PANORAMA SOCIETÁRIO

Tribunal de Justiça do Estado de São Paulo reforma decisão de primeira instância acerca de abuso do poder de controle

Em 21 de julho de 2020, a 2ª Câmara Reservada de Direito Empresarial (“2ª Câmara”) do Tribunal de Justiça do Estado de São Paulo (“TJSP”) proveu parcialmente o recurso dos autores do processo judicial no. 1053084-94.2017.8.26.0100 requerendo, dentre outros pedidos, a anulação de deliberações de aprovação de contas tomadas em sede de assembleia geral de uma sociedade por ações (“Companhia”).

O pedido de anulação das deliberações teve por fundamento o argumento de abuso de controle por parte do acionista controlador, que também ocupa o cargo de diretor presidente da Companhia. Na posição de diretor presidente, o controlador efetuou diversos empréstimos a duas sociedades coligadas, bem como aprovou a prestação de garantias em favor de tais sociedades coligadas. Além disso, os autores demonstraram nos autos a existência de mútuos de valores relevantes sem a comprovação de contrapartida para a Companhia, a lavratura de uma escritura de emissão de debêntures de uma das sociedades coligadas em que a Companhia figura como uma das fiadoras e a prestação de avais em favor de tal sociedade coligada sem o oferecimento de qualquer garantia. Tais atos foram aprovados pelo diretor presidente em simples reuniões de diretoria da Companhia.

════════

Tarefa proposta 1: Resuma em duas frases o texto sobre abuso do poder de controle.
Tarefa proposta 2: No texto sobre abuso do poder de controle, em que tipo de reunião o diretor presidente aprovou os atos questionados?
Tarefa proposta 3: Prossiga o texto sobre abuso do poder de controle a partir da última frase apresentada.
Os registros vêm de uma fonte distinta do texto para leitura.

════════

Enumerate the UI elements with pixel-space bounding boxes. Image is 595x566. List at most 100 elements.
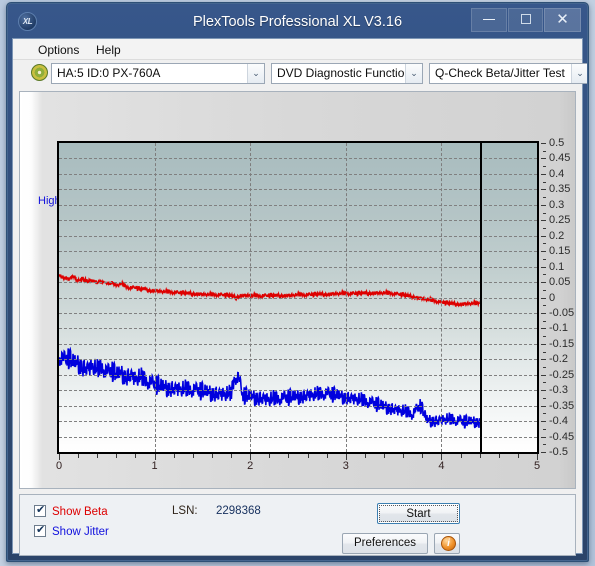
test-select[interactable]: Q-Check Beta/Jitter Test ⌄ (429, 63, 587, 84)
chart-gridline-horizontal (59, 421, 537, 423)
chart-xtick-label: 1 (151, 460, 158, 472)
function-select-value: DVD Diagnostic Functions (277, 66, 418, 80)
chart-xtick-mark (384, 454, 386, 458)
show-jitter-checkbox[interactable] (34, 523, 46, 537)
chart-xtick-mark (326, 454, 328, 458)
chart-ytick-minor (543, 305, 546, 307)
chart-gridline-horizontal (59, 328, 537, 330)
minimize-button[interactable] (471, 8, 507, 32)
chart-ytick-minor (543, 312, 546, 314)
chart-ytick-label: 0.3 (549, 198, 565, 211)
chart-xtick-mark (460, 454, 462, 458)
chart-xtick-mark (269, 454, 271, 458)
chart-ytick-label: 0.45 (549, 152, 571, 165)
chart-ytick-minor (543, 143, 546, 144)
chart-series-beta (59, 273, 481, 308)
chart-gridline-horizontal (59, 158, 537, 160)
chart-ytick-minor (543, 328, 546, 330)
info-button[interactable]: i (434, 533, 460, 554)
chart-ytick-label: -0.05 (549, 306, 575, 319)
chart-ytick-minor (543, 436, 546, 438)
chart-series-jitter (59, 346, 481, 429)
test-select-value: Q-Check Beta/Jitter Test (435, 66, 565, 80)
chart-plot-area[interactable] (57, 141, 539, 454)
drive-select[interactable]: HA:5 ID:0 PX-760A ⌄ (51, 63, 265, 84)
show-beta-row[interactable]: Show Beta (34, 503, 108, 518)
close-icon: ✕ (556, 11, 569, 28)
show-beta-checkbox[interactable] (34, 503, 46, 517)
chart-gridline-horizontal (59, 312, 537, 314)
desktop-background: XL PlexTools Professional XL V3.16 ✕ Opt… (0, 0, 595, 566)
chart-ytick-minor (543, 320, 546, 322)
chart-gridline-vertical (345, 143, 347, 452)
lsn-label: LSN: (172, 505, 198, 517)
chart-ytick-minor (543, 197, 546, 199)
chart-ytick-label: -0.15 (549, 337, 575, 350)
chart-xtick-mark (537, 454, 538, 460)
preferences-button-label: Preferences (353, 537, 416, 549)
start-button-label: Start (379, 505, 458, 522)
function-select[interactable]: DVD Diagnostic Functions ⌄ (271, 63, 423, 84)
window-inner-frame: XL PlexTools Professional XL V3.16 ✕ Opt… (7, 3, 588, 561)
menu-item-options[interactable]: Options (33, 42, 84, 58)
chart-xtick-mark (231, 454, 233, 458)
chart-xtick-mark (97, 454, 99, 458)
chart-gridline-vertical (154, 143, 156, 452)
chart-ytick-label: 0.25 (549, 214, 571, 227)
chart-ytick-minor (543, 235, 546, 237)
chart-ytick-minor (543, 243, 546, 245)
start-button[interactable]: Start (377, 503, 460, 524)
show-jitter-row[interactable]: Show Jitter (34, 523, 109, 538)
chart-ytick-label: 0 (549, 291, 556, 304)
chart-ytick-minor (543, 274, 546, 276)
chart-gridline-horizontal (59, 189, 537, 191)
chevron-down-icon[interactable]: ⌄ (247, 64, 264, 83)
chart-ytick-minor (543, 220, 546, 222)
info-icon: i (441, 536, 456, 551)
close-button[interactable]: ✕ (544, 8, 581, 32)
chart-ytick-label: 0.5 (549, 137, 565, 149)
chart-ytick-minor (543, 289, 546, 291)
chart-xtick-mark (307, 454, 309, 458)
chart-ytick-label: 0.2 (549, 229, 565, 242)
chart-xtick-mark (364, 454, 366, 458)
chart-xtick-mark (422, 454, 424, 458)
controls-panel: Show Beta Show Jitter LSN: 2298368 Start… (19, 494, 576, 556)
chart-gridline-horizontal (59, 173, 537, 175)
chart-ytick-minor (543, 158, 546, 160)
application-window: XL PlexTools Professional XL V3.16 ✕ Opt… (6, 2, 589, 562)
chart-ytick-minor (543, 421, 546, 423)
chevron-down-icon[interactable]: ⌄ (571, 64, 587, 83)
menu-options-label: Options (38, 43, 80, 57)
menu-help-label: Help (96, 43, 121, 57)
chart-gridline-vertical (441, 143, 443, 452)
chart-ytick-minor (543, 336, 546, 338)
chart-gridline-horizontal (59, 297, 537, 299)
chevron-down-icon[interactable]: ⌄ (405, 64, 422, 83)
maximize-button[interactable] (508, 8, 543, 32)
chart-ytick-label: -0.45 (549, 430, 575, 443)
chart-ytick-minor (543, 390, 546, 392)
chart-ytick-minor (543, 359, 546, 361)
menu-item-help[interactable]: Help (91, 42, 126, 58)
chart-ytick-minor (543, 374, 546, 376)
chart-xtick-mark (403, 454, 405, 458)
chart-ytick-minor (543, 382, 546, 384)
disc-icon (31, 64, 48, 81)
chart-gridline-horizontal (59, 343, 537, 345)
chart-xtick-mark (250, 454, 252, 460)
chart-ytick-minor (543, 351, 546, 353)
chart-ytick-minor (543, 428, 546, 430)
chart-data-end-marker (479, 143, 482, 452)
preferences-button[interactable]: Preferences (342, 533, 428, 554)
title-bar[interactable]: XL PlexTools Professional XL V3.16 ✕ (8, 4, 587, 40)
chart-ytick-label: 0.35 (549, 183, 571, 196)
chart-gridline-horizontal (59, 266, 537, 268)
chart-gridline-horizontal (59, 204, 537, 206)
chart-xtick-mark (116, 454, 118, 458)
chart-gridline-horizontal (59, 436, 537, 438)
chart-xtick-mark (288, 454, 290, 458)
show-beta-label: Show Beta (52, 506, 108, 518)
chart-xtick-label: 0 (55, 460, 63, 472)
chart-ytick-label: 0.4 (549, 167, 565, 180)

════════

Resposta esperada 1: Em 21 de julho de 2020, a 2ª Câmara Reservada de Direito Empresarial do TJSP deu provimento parcial ao recurso dos autores que pediam, entre outras coisas, a anulação de deliberações de aprovação de contas tomadas em assembleia geral de uma sociedade por ações. O pedido se fundamentou no abuso de controle do acionista controlador, também diretor presidente, que efetuou empréstimos e aprovou garantias em favor de duas sociedades coligadas, atos aprovados em simples reuniões de diretoria.

Resposta esperada 2: Em simples reuniões de diretoria da Companhia.

Resposta esperada 3:
Os réus, por sua vez, afirmaram que o diretor presidente não exerce isoladamente o poder de administração ou de controle sobre a Companhia, tendo em vista que é apenas um dos quatros membros que compõem a diretoria e um dos acionistas da sociedade controladora. Acrescentaram que a orientação de voto para aprovação de contas da administração da Companhia é uma matéria de competência do conselho de administração, do qual o diretor não participa. Ainda, destacaram que as operações de mútuo e de garantia celebradas entre a Companhia e as demais empresas do grupo estão em consonância com a legislação aplicável, não estando configurado o abuso de poder.

A 2ª Câmara do TJSP acolheu os argumentos dos autores e utilizou como fundamentação para a decisão o parecer de um dos conselheiros fiscais da Companhia, não impugnado pelos réus, que aconselhava a não aprovação das contas do exercício de 2016, assim como as dos exercícios de 2013, 2014 e 2015. O parecer levantou os riscos referentes aos montantes dos avais concedidos para a garantia de operações de sociedades coligadas, bem como a falta de amortização de mútuos antigos concedidos à tais sociedades e o alto grau de endividamento da Companhia. Ainda, segundo o parecer, a existência de contrato de mútuo em valor superior a R$ 10 milhões, junto à sociedade controladora, existindo alto valor no saldo da reserva de lucros da Companhia, caracterizou uma distribuição disfarçada de lucros da Companhia aos seus controladores em detrimento dos demais acionistas.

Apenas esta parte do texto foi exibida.